**STATED GOAL:**
Reproduce the Social Security article word for word from "The Midterm Follies" to "plan at all.".

The problem with Social Security lies in the fact it's a "pay-as-you-go" system -- essentially, the money it collects from people's paychecks today gets paid out immediately to current retirees. Right now, the Social Security fund is running a $159 billion surplus. The government has been using that surplus to fund other governmental operations, giving the Social Security trust fund some $1 trillion in Treasury bonds in exchange (politicians like to call these "IOUs"). But the system will be pinched in a few years, when the Baby Boomers begin to retire.
In 2017, the program will stop taking in more than it pays out. That's when the program will have to begin cashing in bonds -- and the government will have to make good on them. If the system isn't fixed, by 2041 the Social Security trust fund will be running a deficit.
President Bush made fixing Social Security a centerpiece of his 2000 campaign, and subsequently formed a commission that issued three proposals. All three operate under the same general principle -- that workers would be able to take a certain percentage of the payroll tax they currently contribute to the system, and divert it into a private account that they could invest in the public markets. In exchange, though, they would forgo a portion of guaranteed benefits.
None of the plans explained how the government would finance such a dramatic shift. That's primarily because the only ways to finance any change in the program involve cutting benefits (by raising the eligible retirement age, for instance), raising taxes or running an even larger deficit. Such options hardly make for a good campaign speech.
"Social Security could have been a big issue this election, but now it's not. That's because there's been no major proposal that's been fully vetted," said the Urban Institute's Steuerle. "The campaigns have been very careful in what they say."
Aaron of the Brookings Institution agrees. "Republican candidates know that Bush still backs some form of privatization, while Democrats think the Republicans have a loser on their hands, and they don't want voters to forget about the issue," he said.
The Midterm Follies
Early in the midterm election campaign, the National Republican Congressional Committee issued a policy statement that formally distanced the party from the somewhat misleading and unpopular term "privatization" when discussing Social Security.
"They jettisoned the idea entirely, and disavowed any interest in privatization -- a term President Bush used during his campaigning and has continued to use," Aaron said. "Instead, they talk about 'individual accounts,' but the problem is still the same -- the money has to come from somewhere."
Republicans have regrouped in the past few weeks, attacking Democrats for not having any plan at all.
"Things are looking fairly bright for candidates that favor individual accounts, which is somewhat of a recent change," said Michael Tanner, a Social Security specialist at the Cato Institute, a right-leaning think tank. "Republicans got tied up for weeks over the 'P' word, but now they've figured out how to respond." Tanner pointed to Elizabeth Dole, whose North Carolina Senate campaign includes waving around a blank sheet of paper and saying it's the Democrats' plan for Social Security.
While reform may be years away regardless of the outcome of the election, Bush is unlikely to drop the issue. "President Bush is clearly very tenacious when he gets the bit between his teeth," said Aaron. "I'd be very surprised if the administration says that they're going on to other things."

**GIVEN ENTRIES:**
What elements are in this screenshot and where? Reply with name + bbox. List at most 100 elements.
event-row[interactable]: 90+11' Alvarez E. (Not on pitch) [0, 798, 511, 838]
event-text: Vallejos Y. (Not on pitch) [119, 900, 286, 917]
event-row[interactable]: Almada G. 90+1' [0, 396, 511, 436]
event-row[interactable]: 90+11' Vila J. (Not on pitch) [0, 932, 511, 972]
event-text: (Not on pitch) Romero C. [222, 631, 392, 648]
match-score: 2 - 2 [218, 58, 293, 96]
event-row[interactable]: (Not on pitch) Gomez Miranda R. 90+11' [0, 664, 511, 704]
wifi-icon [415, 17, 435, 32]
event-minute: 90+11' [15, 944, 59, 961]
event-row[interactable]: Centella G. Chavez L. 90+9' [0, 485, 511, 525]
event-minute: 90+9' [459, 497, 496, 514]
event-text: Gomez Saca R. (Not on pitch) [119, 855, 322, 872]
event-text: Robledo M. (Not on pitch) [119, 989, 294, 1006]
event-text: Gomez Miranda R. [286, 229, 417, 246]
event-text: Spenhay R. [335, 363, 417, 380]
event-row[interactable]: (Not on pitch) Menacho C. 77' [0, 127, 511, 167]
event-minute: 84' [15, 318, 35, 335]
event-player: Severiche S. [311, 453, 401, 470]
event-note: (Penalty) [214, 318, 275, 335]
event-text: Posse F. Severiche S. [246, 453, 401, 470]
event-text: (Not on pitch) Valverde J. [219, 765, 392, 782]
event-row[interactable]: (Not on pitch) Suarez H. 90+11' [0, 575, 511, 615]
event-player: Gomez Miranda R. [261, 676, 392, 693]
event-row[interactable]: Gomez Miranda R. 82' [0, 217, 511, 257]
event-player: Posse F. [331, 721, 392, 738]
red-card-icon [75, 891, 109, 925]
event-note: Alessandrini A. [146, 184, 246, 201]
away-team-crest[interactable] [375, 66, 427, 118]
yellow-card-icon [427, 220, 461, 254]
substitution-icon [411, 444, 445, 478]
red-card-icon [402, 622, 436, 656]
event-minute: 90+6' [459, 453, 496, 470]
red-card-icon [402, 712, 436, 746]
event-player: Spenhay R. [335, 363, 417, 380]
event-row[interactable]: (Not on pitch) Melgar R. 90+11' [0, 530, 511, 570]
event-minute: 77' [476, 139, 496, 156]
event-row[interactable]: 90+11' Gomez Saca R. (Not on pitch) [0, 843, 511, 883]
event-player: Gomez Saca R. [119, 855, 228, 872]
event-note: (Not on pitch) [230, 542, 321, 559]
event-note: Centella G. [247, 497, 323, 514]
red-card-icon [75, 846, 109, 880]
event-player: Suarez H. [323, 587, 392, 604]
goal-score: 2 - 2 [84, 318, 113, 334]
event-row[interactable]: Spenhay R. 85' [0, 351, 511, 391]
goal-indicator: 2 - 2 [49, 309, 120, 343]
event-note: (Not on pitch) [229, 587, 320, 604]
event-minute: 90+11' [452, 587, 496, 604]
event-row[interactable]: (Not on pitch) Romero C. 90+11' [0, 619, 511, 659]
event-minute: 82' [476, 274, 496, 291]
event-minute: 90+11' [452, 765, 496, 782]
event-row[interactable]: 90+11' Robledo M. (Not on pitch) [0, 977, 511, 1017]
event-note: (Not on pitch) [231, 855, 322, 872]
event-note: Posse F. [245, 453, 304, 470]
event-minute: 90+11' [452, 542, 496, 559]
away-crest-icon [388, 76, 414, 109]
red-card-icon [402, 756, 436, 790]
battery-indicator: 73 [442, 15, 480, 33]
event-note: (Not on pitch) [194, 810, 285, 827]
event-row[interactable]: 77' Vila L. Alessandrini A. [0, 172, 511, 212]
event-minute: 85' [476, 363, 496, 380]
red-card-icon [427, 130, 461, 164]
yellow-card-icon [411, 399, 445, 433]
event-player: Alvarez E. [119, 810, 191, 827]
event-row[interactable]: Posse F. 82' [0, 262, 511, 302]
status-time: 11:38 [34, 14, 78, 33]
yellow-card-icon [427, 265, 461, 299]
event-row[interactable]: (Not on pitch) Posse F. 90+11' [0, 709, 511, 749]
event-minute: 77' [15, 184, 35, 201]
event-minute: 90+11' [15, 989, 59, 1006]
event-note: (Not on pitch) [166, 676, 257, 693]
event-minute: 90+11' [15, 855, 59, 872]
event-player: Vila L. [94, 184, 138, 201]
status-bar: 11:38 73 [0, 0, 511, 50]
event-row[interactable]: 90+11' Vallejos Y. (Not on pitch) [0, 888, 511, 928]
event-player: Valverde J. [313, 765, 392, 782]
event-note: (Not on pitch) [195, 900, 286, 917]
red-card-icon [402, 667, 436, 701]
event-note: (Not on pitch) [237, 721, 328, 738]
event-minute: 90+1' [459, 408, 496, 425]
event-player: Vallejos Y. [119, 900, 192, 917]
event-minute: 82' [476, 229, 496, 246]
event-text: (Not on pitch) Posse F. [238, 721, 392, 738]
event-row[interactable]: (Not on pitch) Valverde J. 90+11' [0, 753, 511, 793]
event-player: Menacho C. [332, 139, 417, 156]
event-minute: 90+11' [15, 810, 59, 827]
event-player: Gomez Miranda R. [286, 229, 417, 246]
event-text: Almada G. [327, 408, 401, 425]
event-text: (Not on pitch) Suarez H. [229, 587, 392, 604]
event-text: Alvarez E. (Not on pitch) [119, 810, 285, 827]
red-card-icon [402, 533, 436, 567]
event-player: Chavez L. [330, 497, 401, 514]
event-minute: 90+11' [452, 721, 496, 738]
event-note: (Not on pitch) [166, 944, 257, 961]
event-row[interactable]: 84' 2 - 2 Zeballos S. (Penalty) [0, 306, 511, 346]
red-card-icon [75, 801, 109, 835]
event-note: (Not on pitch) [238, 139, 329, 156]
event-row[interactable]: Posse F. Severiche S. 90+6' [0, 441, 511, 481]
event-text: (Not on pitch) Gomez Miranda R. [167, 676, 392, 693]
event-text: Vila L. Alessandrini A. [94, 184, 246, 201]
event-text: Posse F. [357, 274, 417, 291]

**RESULT FOR THIS EXERCISE:**
The Midterm Follies
Early in the midterm election campaign, the National Republican Congressional Committee issued a policy statement that formally distanced the party from the somewhat misleading and unpopular term "privatization" when discussing Social Security.
"They jettisoned the idea entirely, and disavowed any interest in privatization -- a term President Bush used during his campaigning and has continued to use," Aaron said. "Instead, they talk about 'individual accounts,' but the problem is still the same -- the money has to come from somewhere."
Republicans have regrouped in the past few weeks, attacking Democrats for not having any plan at all.